■ TASK
The data must be returned in full and exactly as given.

Dataset entries:

══════

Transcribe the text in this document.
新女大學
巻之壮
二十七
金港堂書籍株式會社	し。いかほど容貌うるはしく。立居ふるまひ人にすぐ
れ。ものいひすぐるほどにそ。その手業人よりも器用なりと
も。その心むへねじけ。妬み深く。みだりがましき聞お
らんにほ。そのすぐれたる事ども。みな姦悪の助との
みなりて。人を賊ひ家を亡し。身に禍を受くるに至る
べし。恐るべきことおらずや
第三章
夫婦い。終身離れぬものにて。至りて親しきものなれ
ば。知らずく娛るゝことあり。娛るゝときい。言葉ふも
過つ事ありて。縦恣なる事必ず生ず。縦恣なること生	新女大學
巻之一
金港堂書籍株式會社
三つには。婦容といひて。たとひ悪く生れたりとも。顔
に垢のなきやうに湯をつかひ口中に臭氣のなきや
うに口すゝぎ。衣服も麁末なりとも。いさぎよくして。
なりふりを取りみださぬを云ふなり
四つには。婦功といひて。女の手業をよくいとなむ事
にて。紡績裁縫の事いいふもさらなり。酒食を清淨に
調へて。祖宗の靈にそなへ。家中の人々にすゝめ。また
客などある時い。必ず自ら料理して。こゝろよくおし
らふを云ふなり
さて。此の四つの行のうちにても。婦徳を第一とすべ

══════

■ ANSWER BELOW
Transcribe the text in this document.
新女大學
巻之壮
二十七
金港堂書籍株式會社	し。いかほど容貌うるはしく。立居ふるまひ人にすぐ
れ。ものいひすぐるほどにそ。その手業人よりも器用なりと
も。その心むへねじけ。妬み深く。みだりがましき聞お
らんにほ。そのすぐれたる事ども。みな姦悪の助との
みなりて。人を賊ひ家を亡し。身に禍を受くるに至る
べし。恐るべきことおらずや
第三章
夫婦い。終身離れぬものにて。至りて親しきものなれ
ば。知らずく娛るゝことあり。娛るゝときい。言葉ふも
過つ事ありて。縦恣なる事必ず生ず。縦恣なること生	新女大學
巻之一
金港堂書籍株式會社
三つには。婦容といひて。たとひ悪く生れたりとも。顔
に垢のなきやうに湯をつかひ口中に臭氣のなきや
うに口すゝぎ。衣服も麁末なりとも。いさぎよくして。
なりふりを取りみださぬを云ふなり
四つには。婦功といひて。女の手業をよくいとなむ事
にて。紡績裁縫の事いいふもさらなり。酒食を清淨に
調へて。祖宗の靈にそなへ。家中の人々にすゝめ。また
客などある時い。必ず自ら料理して。こゝろよくおし
らふを云ふなり
さて。此の四つの行のうちにても。婦徳を第一とすべ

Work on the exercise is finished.